Data to examine:
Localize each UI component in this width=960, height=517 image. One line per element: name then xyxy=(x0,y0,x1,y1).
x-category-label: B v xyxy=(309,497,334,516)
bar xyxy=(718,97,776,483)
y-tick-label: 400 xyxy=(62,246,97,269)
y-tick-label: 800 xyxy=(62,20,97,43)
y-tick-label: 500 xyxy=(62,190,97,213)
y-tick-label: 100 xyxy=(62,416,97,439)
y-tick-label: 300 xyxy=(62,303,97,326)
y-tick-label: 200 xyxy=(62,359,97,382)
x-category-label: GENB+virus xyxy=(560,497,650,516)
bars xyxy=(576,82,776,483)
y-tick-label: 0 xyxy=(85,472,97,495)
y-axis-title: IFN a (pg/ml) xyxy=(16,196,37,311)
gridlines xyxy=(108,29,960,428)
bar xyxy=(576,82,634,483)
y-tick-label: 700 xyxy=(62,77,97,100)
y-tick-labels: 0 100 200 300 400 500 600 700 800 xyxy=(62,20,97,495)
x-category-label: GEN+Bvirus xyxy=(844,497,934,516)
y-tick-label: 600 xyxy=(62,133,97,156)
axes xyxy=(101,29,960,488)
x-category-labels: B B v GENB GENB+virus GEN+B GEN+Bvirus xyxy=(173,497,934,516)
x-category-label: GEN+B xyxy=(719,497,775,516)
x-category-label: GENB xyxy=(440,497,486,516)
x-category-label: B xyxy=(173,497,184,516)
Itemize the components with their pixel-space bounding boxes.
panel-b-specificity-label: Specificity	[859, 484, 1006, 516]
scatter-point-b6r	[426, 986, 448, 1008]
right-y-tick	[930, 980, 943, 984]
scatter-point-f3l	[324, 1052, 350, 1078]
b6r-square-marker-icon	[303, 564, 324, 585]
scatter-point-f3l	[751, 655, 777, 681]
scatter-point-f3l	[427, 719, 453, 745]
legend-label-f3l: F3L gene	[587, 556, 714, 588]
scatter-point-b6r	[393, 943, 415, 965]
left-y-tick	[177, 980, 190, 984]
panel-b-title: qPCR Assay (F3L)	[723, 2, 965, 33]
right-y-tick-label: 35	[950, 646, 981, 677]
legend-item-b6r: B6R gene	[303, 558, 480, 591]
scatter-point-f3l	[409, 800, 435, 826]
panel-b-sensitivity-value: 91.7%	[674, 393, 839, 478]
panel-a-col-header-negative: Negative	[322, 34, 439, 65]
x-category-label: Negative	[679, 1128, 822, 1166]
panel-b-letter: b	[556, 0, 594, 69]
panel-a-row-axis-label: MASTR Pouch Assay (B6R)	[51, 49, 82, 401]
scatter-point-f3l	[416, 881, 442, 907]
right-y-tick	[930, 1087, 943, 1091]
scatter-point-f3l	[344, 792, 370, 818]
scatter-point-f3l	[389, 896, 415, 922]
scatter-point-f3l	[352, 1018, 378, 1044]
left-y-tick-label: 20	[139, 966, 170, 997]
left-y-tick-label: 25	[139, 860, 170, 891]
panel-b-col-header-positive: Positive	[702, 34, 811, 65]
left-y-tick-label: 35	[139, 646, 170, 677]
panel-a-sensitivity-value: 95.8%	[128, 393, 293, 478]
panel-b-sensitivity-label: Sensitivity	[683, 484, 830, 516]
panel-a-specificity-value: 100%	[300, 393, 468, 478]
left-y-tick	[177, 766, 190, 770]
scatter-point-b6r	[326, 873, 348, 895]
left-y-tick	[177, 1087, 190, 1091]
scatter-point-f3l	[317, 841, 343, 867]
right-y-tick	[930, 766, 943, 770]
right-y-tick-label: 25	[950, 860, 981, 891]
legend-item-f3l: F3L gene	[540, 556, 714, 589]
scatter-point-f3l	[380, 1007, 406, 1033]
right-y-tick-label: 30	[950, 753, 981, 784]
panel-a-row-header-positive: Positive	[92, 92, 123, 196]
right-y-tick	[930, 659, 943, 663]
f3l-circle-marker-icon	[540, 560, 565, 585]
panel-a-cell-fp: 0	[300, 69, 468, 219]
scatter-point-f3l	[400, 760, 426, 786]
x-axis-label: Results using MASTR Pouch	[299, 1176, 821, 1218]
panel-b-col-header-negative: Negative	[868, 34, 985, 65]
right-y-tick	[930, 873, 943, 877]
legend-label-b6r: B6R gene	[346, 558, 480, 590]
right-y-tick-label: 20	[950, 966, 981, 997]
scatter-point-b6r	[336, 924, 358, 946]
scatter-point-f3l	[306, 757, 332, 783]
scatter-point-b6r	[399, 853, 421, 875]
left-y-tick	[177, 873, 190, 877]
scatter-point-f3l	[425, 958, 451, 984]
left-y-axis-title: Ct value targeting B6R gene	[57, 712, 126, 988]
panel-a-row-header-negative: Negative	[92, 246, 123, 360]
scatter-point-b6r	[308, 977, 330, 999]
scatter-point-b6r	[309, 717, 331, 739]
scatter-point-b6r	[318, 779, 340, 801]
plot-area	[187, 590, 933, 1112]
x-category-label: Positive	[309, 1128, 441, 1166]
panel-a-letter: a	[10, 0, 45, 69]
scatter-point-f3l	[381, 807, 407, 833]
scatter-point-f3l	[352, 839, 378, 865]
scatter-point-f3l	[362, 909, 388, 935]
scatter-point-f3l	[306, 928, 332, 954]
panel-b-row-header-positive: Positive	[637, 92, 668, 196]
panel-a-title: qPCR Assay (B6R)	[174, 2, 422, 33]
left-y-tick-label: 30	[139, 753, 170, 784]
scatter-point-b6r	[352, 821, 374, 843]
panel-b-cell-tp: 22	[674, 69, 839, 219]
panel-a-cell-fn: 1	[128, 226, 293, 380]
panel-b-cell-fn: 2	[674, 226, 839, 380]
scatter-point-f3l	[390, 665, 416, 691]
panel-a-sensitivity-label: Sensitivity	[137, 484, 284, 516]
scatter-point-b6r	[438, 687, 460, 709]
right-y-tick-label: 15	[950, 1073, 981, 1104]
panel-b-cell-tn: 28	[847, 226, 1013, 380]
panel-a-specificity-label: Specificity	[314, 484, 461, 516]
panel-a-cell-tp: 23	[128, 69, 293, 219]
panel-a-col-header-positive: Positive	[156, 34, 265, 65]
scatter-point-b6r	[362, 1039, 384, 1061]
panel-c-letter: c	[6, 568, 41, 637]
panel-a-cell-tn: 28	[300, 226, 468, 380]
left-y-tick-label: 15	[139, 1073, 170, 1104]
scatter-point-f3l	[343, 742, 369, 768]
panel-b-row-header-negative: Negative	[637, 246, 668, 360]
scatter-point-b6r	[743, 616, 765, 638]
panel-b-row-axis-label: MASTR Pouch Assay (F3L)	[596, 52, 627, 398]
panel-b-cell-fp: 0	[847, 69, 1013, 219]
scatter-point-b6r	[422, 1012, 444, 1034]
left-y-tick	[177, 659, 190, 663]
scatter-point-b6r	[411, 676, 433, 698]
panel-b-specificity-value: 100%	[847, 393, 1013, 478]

What the task requires: The job is to copy each line from the material above that holds the word "axis".

Your response:
y-axis-title: IFN a (pg/ml) xyxy=(16,196,37,311)
panel-a-row-axis-label: MASTR Pouch Assay (B6R)	[51, 49, 82, 401]
x-axis-label: Results using MASTR Pouch	[299, 1176, 821, 1218]
left-y-axis-title: Ct value targeting B6R gene	[57, 712, 126, 988]
panel-b-row-axis-label: MASTR Pouch Assay (F3L)	[596, 52, 627, 398]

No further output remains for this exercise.